> **EXERCISE TASK**: Extract the complete data exactly as given.

Stored entries
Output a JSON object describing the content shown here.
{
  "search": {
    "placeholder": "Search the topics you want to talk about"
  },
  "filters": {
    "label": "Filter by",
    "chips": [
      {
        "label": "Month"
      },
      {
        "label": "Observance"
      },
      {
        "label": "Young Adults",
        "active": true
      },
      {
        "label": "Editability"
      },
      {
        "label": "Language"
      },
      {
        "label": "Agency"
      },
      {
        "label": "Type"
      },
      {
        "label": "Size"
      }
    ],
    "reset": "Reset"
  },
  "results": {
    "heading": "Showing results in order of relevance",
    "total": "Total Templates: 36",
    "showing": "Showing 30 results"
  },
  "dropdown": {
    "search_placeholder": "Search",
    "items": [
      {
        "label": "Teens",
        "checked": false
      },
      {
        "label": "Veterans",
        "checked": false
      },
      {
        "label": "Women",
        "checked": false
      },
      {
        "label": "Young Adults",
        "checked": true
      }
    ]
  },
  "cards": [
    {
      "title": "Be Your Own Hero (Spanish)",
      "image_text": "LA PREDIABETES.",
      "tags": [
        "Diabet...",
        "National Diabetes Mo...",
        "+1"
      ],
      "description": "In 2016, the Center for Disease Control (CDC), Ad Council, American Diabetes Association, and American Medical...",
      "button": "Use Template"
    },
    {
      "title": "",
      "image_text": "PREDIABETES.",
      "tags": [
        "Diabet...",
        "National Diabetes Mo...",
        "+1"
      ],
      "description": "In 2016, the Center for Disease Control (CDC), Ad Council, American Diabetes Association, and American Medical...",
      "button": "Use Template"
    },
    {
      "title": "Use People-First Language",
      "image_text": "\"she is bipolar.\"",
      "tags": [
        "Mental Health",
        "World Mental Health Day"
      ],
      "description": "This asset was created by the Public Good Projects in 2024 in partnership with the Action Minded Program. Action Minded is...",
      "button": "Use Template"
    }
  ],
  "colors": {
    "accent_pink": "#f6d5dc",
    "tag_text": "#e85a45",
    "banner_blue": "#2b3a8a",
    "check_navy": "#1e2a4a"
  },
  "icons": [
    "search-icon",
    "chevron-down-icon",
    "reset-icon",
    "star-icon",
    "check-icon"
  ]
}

> **THE REPLY**:
Output a JSON object describing the content shown here.
{
  "search": {
    "placeholder": "Search the topics you want to talk about"
  },
  "filters": {
    "label": "Filter by",
    "chips": [
      {
        "label": "Month"
      },
      {
        "label": "Observance"
      },
      {
        "label": "Young Adults",
        "active": true
      },
      {
        "label": "Editability"
      },
      {
        "label": "Language"
      },
      {
        "label": "Agency"
      },
      {
        "label": "Type"
      },
      {
        "label": "Size"
      }
    ],
    "reset": "Reset"
  },
  "results": {
    "heading": "Showing results in order of relevance",
    "total": "Total Templates: 36",
    "showing": "Showing 30 results"
  },
  "dropdown": {
    "search_placeholder": "Search",
    "items": [
      {
        "label": "Teens",
        "checked": false
      },
      {
        "label": "Veterans",
        "checked": false
      },
      {
        "label": "Women",
        "checked": false
      },
      {
        "label": "Young Adults",
        "checked": true
      }
    ]
  },
  "cards": [
    {
      "title": "Be Your Own Hero (Spanish)",
      "image_text": "LA PREDIABETES.",
      "tags": [
        "Diabet...",
        "National Diabetes Mo...",
        "+1"
      ],
      "description": "In 2016, the Center for Disease Control (CDC), Ad Council, American Diabetes Association, and American Medical...",
      "button": "Use Template"
    },
    {
      "title": "",
      "image_text": "PREDIABETES.",
      "tags": [
        "Diabet...",
        "National Diabetes Mo...",
        "+1"
      ],
      "description": "In 2016, the Center for Disease Control (CDC), Ad Council, American Diabetes Association, and American Medical...",
      "button": "Use Template"
    },
    {
      "title": "Use People-First Language",
      "image_text": "\"she is bipolar.\"",
      "tags": [
        "Mental Health",
        "World Mental Health Day"
      ],
      "description": "This asset was created by the Public Good Projects in 2024 in partnership with the Action Minded Program. Action Minded is...",
      "button": "Use Template"
    }
  ],
  "colors": {
    "accent_pink": "#f6d5dc",
    "tag_text": "#e85a45",
    "banner_blue": "#2b3a8a",
    "check_navy": "#1e2a4a"
  },
  "icons": [
    "search-icon",
    "chevron-down-icon",
    "reset-icon",
    "star-icon",
    "check-icon"
  ]
}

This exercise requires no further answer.